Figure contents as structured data
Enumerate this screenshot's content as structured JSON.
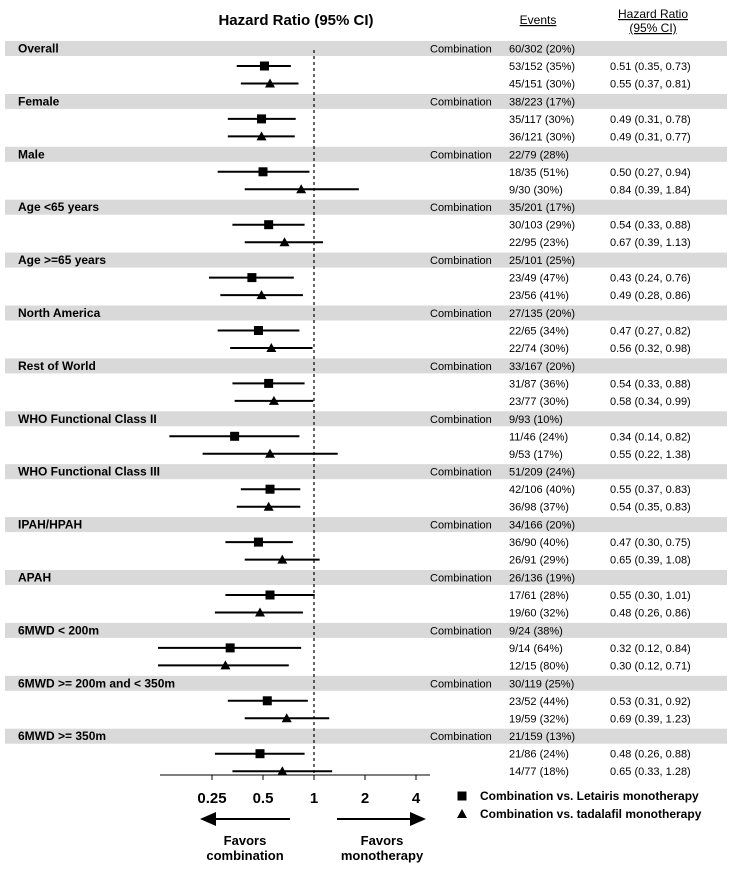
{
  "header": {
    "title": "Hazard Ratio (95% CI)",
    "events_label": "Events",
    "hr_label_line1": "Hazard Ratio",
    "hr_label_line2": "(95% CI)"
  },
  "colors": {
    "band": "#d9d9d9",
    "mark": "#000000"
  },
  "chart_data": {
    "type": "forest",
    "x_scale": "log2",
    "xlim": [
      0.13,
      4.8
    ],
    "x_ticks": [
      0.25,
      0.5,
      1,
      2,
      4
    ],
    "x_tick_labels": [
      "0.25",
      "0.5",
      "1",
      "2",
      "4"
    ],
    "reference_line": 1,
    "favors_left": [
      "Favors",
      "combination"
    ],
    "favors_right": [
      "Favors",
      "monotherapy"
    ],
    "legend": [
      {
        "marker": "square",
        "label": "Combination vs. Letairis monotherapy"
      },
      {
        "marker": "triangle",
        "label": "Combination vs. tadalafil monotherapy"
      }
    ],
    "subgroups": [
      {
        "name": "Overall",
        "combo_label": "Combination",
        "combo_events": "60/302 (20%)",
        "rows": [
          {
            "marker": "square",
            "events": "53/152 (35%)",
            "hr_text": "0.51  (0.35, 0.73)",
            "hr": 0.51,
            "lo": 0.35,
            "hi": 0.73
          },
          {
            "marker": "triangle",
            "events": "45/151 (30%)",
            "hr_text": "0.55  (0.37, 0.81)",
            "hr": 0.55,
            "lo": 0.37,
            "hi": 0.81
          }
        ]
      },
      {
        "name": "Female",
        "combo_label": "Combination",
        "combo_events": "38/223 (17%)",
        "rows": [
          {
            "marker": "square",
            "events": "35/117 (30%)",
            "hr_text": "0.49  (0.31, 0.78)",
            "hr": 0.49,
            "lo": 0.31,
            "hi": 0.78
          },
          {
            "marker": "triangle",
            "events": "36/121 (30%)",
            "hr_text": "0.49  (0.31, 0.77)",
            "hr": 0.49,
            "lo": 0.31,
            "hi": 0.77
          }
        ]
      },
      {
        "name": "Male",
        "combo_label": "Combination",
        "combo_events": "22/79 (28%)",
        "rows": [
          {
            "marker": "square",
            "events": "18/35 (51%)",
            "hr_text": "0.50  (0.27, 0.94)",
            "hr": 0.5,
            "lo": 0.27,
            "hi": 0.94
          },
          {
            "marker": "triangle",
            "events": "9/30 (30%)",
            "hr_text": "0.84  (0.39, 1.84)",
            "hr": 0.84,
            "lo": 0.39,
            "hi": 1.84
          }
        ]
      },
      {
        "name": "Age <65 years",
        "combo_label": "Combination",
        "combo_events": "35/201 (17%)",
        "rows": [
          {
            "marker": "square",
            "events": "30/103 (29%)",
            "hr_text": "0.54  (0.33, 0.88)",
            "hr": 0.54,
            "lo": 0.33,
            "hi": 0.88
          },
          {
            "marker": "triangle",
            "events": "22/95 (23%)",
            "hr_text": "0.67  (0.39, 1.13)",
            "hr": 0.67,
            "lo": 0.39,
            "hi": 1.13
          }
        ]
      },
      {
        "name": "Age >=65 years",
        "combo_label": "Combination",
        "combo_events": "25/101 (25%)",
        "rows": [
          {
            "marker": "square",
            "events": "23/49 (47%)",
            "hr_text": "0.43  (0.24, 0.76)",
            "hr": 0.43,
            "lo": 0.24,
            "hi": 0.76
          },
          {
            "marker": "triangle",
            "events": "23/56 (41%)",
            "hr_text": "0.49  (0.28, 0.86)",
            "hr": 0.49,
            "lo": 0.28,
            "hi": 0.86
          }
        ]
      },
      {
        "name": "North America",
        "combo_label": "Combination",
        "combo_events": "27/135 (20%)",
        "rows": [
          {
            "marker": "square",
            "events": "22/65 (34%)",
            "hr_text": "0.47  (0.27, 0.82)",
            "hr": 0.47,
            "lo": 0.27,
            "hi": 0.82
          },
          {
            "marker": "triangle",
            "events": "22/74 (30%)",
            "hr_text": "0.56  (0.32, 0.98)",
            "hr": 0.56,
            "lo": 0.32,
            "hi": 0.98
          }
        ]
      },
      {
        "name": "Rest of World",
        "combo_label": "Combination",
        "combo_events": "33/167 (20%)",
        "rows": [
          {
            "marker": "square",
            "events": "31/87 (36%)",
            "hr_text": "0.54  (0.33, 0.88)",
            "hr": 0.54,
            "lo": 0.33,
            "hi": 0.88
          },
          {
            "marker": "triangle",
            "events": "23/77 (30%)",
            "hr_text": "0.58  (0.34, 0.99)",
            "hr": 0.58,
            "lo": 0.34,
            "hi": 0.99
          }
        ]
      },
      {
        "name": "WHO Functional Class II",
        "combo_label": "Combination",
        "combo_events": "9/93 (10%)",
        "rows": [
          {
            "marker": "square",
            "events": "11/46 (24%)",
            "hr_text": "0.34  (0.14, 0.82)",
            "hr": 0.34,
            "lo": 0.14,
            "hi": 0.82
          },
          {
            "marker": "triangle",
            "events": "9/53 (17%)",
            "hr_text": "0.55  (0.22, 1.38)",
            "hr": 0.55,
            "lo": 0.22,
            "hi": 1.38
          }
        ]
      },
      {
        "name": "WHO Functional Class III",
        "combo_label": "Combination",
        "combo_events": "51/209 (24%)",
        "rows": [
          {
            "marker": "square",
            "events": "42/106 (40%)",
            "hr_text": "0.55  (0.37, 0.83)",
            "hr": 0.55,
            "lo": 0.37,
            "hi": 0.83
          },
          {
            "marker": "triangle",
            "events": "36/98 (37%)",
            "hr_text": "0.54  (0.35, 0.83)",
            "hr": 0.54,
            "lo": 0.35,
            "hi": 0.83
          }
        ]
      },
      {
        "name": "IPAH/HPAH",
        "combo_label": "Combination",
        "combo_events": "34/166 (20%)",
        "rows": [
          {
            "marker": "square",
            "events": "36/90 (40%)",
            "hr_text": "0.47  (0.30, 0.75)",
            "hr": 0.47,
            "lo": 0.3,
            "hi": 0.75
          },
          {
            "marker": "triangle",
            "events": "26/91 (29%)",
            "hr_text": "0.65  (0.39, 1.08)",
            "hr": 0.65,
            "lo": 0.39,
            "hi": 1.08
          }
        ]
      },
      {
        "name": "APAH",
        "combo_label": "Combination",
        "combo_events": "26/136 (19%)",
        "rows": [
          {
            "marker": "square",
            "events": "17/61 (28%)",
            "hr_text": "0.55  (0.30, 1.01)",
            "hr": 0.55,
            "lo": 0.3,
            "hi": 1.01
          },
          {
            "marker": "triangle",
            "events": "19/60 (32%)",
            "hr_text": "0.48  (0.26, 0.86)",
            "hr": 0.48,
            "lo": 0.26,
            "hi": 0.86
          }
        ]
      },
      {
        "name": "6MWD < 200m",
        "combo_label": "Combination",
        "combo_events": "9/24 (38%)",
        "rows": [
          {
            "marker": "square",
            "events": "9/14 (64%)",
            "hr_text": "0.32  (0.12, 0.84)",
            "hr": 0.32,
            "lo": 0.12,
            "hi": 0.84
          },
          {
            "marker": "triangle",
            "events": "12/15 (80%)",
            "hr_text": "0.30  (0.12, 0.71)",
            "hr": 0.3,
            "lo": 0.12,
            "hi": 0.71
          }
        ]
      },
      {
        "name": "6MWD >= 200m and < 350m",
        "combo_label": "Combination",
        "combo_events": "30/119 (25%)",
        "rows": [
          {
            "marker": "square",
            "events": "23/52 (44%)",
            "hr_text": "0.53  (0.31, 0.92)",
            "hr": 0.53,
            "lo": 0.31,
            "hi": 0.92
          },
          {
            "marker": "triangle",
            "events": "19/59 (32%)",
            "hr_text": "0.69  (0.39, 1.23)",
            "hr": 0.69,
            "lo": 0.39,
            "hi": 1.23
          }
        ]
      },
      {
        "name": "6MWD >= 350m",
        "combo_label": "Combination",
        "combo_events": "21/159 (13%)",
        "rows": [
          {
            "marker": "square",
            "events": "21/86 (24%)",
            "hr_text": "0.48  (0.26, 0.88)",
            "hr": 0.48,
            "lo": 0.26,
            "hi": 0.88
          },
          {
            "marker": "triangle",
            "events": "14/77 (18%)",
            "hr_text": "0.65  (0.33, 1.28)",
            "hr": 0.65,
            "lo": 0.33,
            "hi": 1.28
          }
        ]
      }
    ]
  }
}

_Exercise description_
In the records above, how many lines include the string "Hazard"? Answer with only the number.

_Exercise solution_
2